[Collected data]
━━━

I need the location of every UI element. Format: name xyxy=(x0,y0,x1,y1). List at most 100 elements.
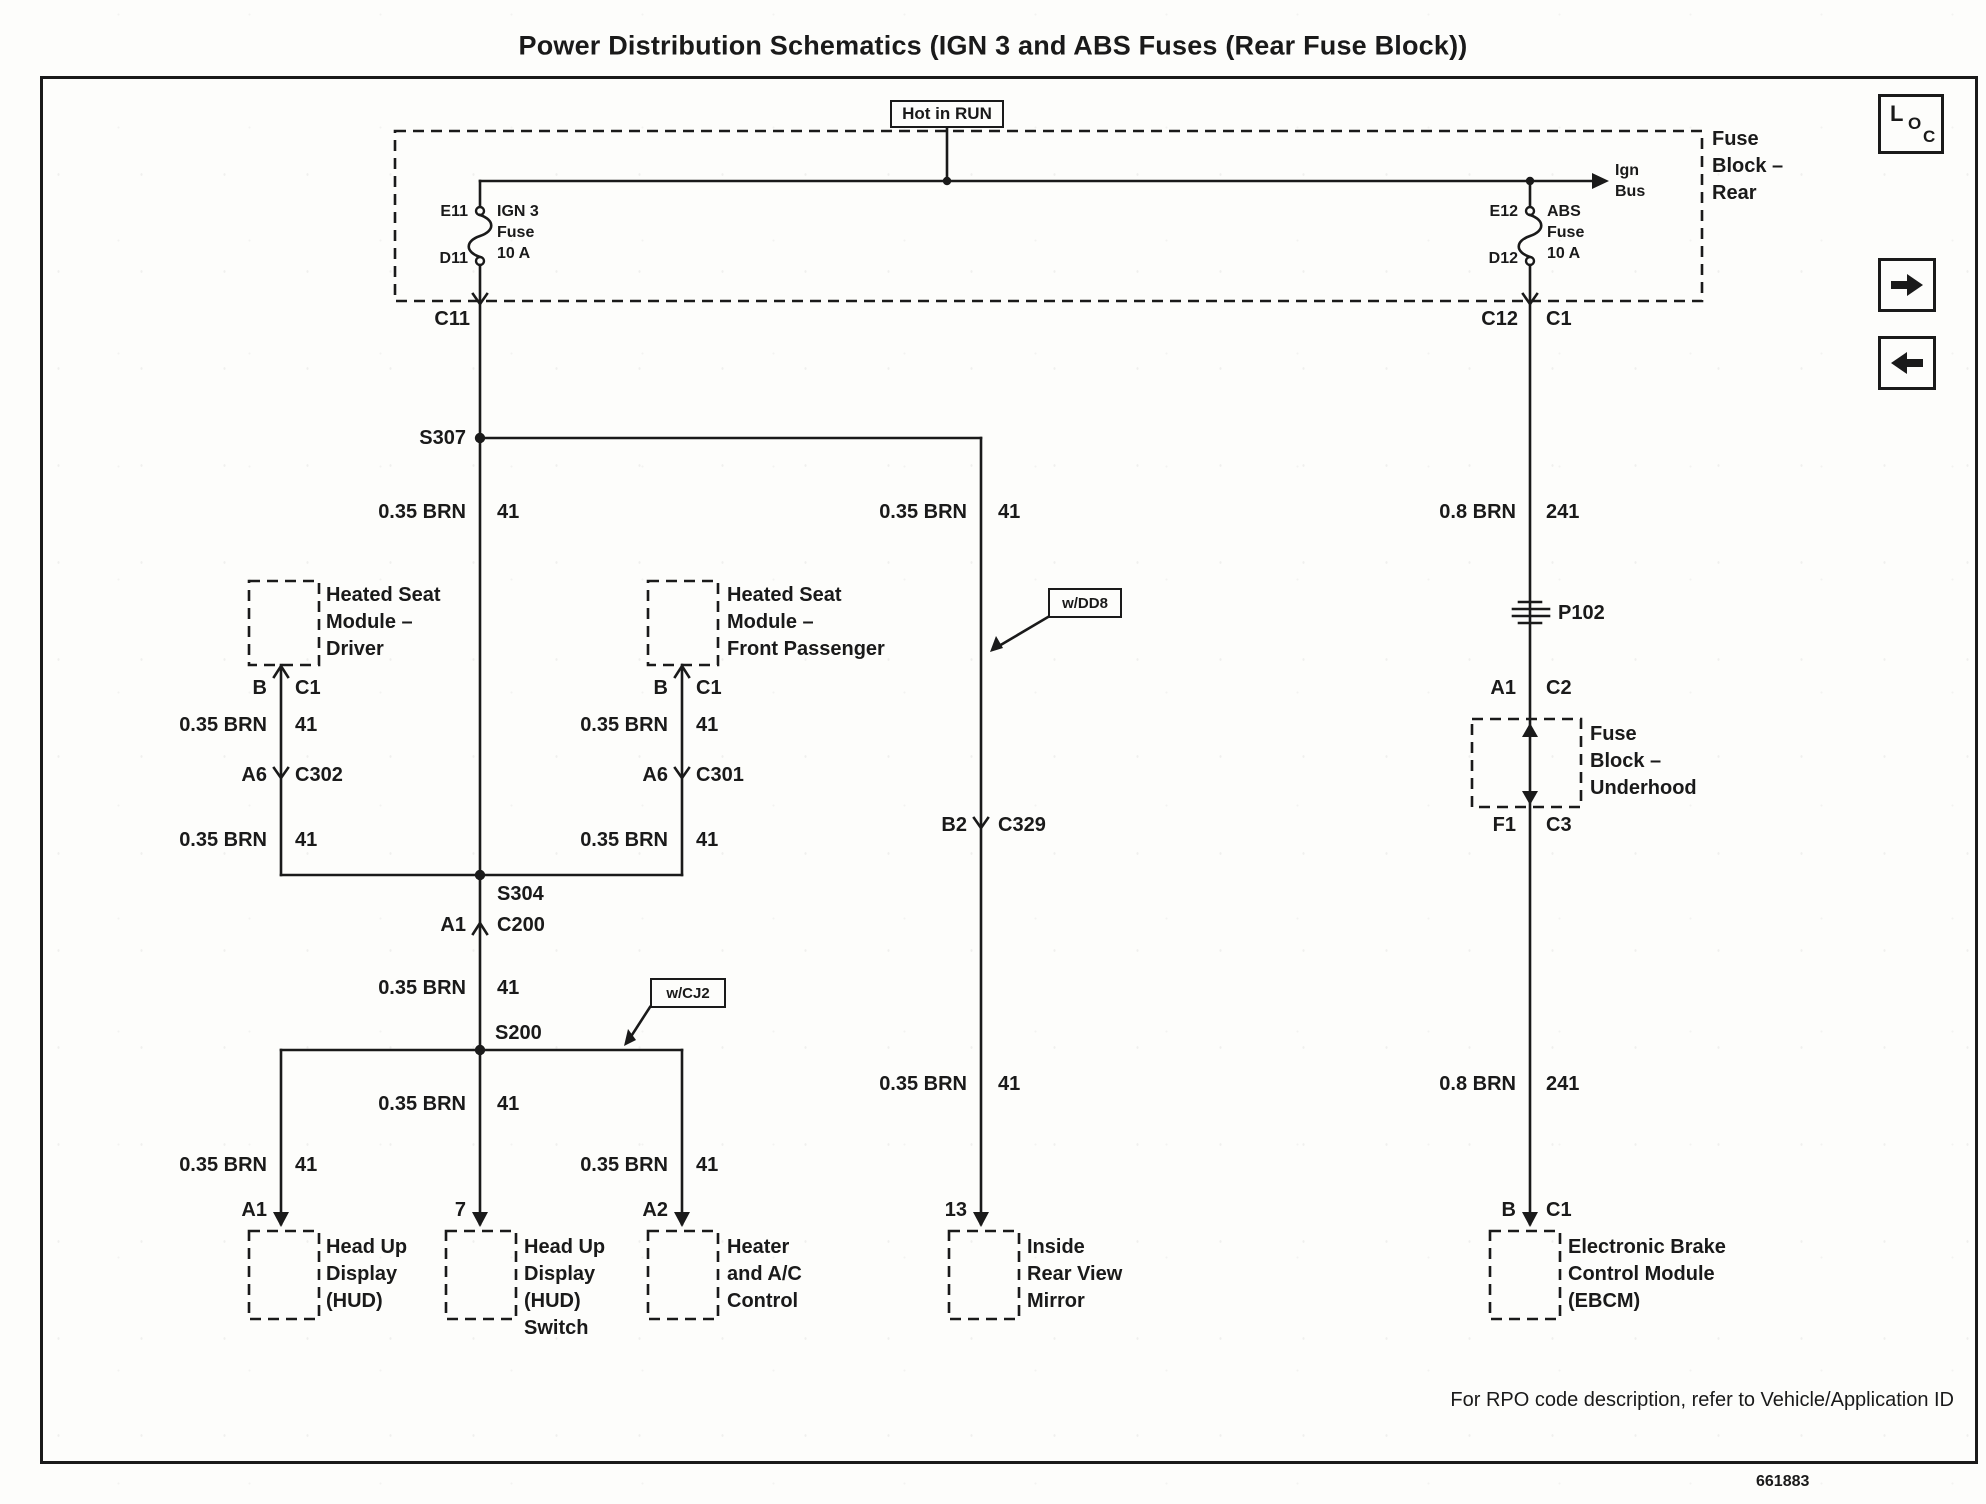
loc-reference-icon: L O C xyxy=(1878,94,1944,154)
underhood-bottom-conn-label: C3 xyxy=(1546,814,1572,836)
hot-in-run-tag: Hot in RUN xyxy=(890,100,1004,128)
splice-dot-s307 xyxy=(474,432,486,444)
hud-terminal-arrow-icon xyxy=(273,1212,289,1227)
wire-size-label: 0.35 BRN xyxy=(378,1093,466,1115)
cj2-leader-line xyxy=(630,1005,652,1037)
diagram-border xyxy=(40,76,1978,1464)
wire-circuit-label: 41 xyxy=(497,1093,520,1115)
hud-label: Head Up Display (HUD) xyxy=(326,1236,408,1312)
previous-page-arrow-icon xyxy=(1878,336,1936,390)
wire-size-label: 0.8 BRN xyxy=(1439,501,1516,523)
wire-size-label: 0.35 BRN xyxy=(580,829,668,851)
page-title: Power Distribution Schematics (IGN 3 and… xyxy=(518,30,1468,61)
c200-connector-icon xyxy=(471,920,489,936)
c12-label: C12 xyxy=(1481,308,1518,330)
wire-circuit-label: 41 xyxy=(696,1154,719,1176)
rear-view-mirror-label: Inside Rear View Mirror xyxy=(1027,1236,1123,1312)
ign-bus-label: Ign Bus xyxy=(1615,162,1646,200)
wire-size-label: 0.35 BRN xyxy=(378,501,466,523)
splice-s307-label: S307 xyxy=(419,427,466,449)
wires xyxy=(279,126,1609,1226)
abs-fuse-label: ABS Fuse 10 A xyxy=(1547,203,1585,262)
driver-conn-label: C1 xyxy=(295,677,321,699)
driver-module-connector-icon xyxy=(272,663,290,679)
bus-junction-dot xyxy=(942,176,952,186)
wire-circuit-label: 241 xyxy=(1546,501,1580,523)
rear-fuse-block-label: Fuse Block – Rear xyxy=(1712,128,1784,204)
c11-connector-icon xyxy=(471,292,489,307)
heated-seat-driver-label: Heated Seat Module – Driver xyxy=(326,584,441,660)
hvac-terminal-arrow-icon xyxy=(674,1212,690,1227)
splice-dot-s304 xyxy=(474,869,486,881)
abs-bottom-pin: D12 xyxy=(1488,250,1518,267)
mirror-terminal-arrow-icon xyxy=(973,1212,989,1227)
wire-size-label: 0.35 BRN xyxy=(879,501,967,523)
c329-connector-icon xyxy=(972,816,990,831)
abs-top-pin: E12 xyxy=(1489,203,1518,220)
ebcm-label: Electronic Brake Control Module (EBCM) xyxy=(1568,1236,1726,1312)
dd8-leader-arrow-icon xyxy=(990,636,1003,652)
c301-connector-icon xyxy=(673,766,691,781)
dd8-leader-line xyxy=(997,615,1050,648)
wire-circuit-label: 41 xyxy=(497,977,520,999)
ebcm-conn-label: C1 xyxy=(1546,1199,1572,1221)
heated-seat-driver-box xyxy=(247,579,321,667)
wire-size-label: 0.35 BRN xyxy=(179,1154,267,1176)
c329-pin-label: B2 xyxy=(941,814,967,836)
underhood-out-arrow-icon xyxy=(1522,791,1538,805)
c200-pin-label: A1 xyxy=(440,914,466,936)
c200-conn-label: C200 xyxy=(497,914,545,936)
driver-pin-label: B xyxy=(252,677,267,699)
heated-seat-passenger-box xyxy=(646,579,720,667)
wire-size-label: 0.35 BRN xyxy=(378,977,466,999)
underhood-in-arrow-icon xyxy=(1522,723,1538,737)
wire-size-label: 0.35 BRN xyxy=(179,829,267,851)
wire-circuit-label: 241 xyxy=(1546,1073,1580,1095)
hud-pin-label: A1 xyxy=(241,1199,267,1221)
hvac-pin-label: A2 xyxy=(642,1199,668,1221)
rear-view-mirror-box xyxy=(947,1229,1021,1321)
ign3-bottom-pin: D11 xyxy=(439,250,468,267)
wire-circuit-label: 41 xyxy=(497,501,520,523)
ign3-top-pin: E11 xyxy=(440,203,468,220)
next-page-arrow-icon xyxy=(1878,258,1936,312)
cj2-rpo-tag: w/CJ2 xyxy=(650,978,726,1008)
ebcm-terminal-arrow-icon xyxy=(1522,1212,1538,1227)
wire-circuit-label: 41 xyxy=(998,501,1021,523)
passenger-conn-label: C1 xyxy=(696,677,722,699)
hvac-control-box xyxy=(646,1229,720,1321)
underhood-fuse-block-box xyxy=(1470,717,1583,809)
wire-size-label: 0.35 BRN xyxy=(179,714,267,736)
c12-connector-icon xyxy=(1521,292,1539,307)
dd8-rpo-tag: w/DD8 xyxy=(1048,588,1122,618)
ign3-fuse-label: IGN 3 Fuse 10 A xyxy=(497,203,539,262)
ign3-fuse-icon xyxy=(467,179,493,267)
abs-fuse-icon xyxy=(1517,179,1543,267)
underhood-top-pin-label: A1 xyxy=(1490,677,1516,699)
c301-pin-label: A6 xyxy=(642,764,668,786)
hud-switch-box xyxy=(444,1229,518,1321)
c302-conn-label: C302 xyxy=(295,764,343,786)
hud-box xyxy=(247,1229,321,1321)
splice-s304-label: S304 xyxy=(497,883,544,905)
c11-label: C11 xyxy=(434,308,470,330)
c329-conn-label: C329 xyxy=(998,814,1046,836)
wire-circuit-label: 41 xyxy=(998,1073,1021,1095)
hvac-control-label: Heater and A/C Control xyxy=(727,1236,802,1312)
underhood-top-conn-label: C2 xyxy=(1546,677,1572,699)
wire-circuit-label: 41 xyxy=(295,714,318,736)
c302-pin-label: A6 xyxy=(241,764,267,786)
underhood-bottom-pin-label: F1 xyxy=(1492,814,1516,836)
hud-switch-terminal-arrow-icon xyxy=(472,1212,488,1227)
rear-fuse-block-outline xyxy=(393,129,1704,303)
wire-size-label: 0.35 BRN xyxy=(580,714,668,736)
hud-switch-pin-label: 7 xyxy=(454,1199,466,1221)
splice-dot-s200 xyxy=(474,1044,486,1056)
document-number: 661883 xyxy=(1756,1473,1810,1490)
p102-grommet-icon xyxy=(1511,600,1551,625)
p102-label: P102 xyxy=(1558,602,1605,624)
tag-leaders xyxy=(624,615,1050,1046)
wire-size-label: 0.35 BRN xyxy=(580,1154,668,1176)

━━━

Show every line of the records above that contains the string "bottom", treating case as significant.

underhood-bottom-conn-label: C3 xyxy=(1546,814,1572,836)
abs-bottom-pin: D12 xyxy=(1488,250,1518,267)
ign3-bottom-pin: D11 xyxy=(439,250,468,267)
underhood-bottom-pin-label: F1 xyxy=(1492,814,1516,836)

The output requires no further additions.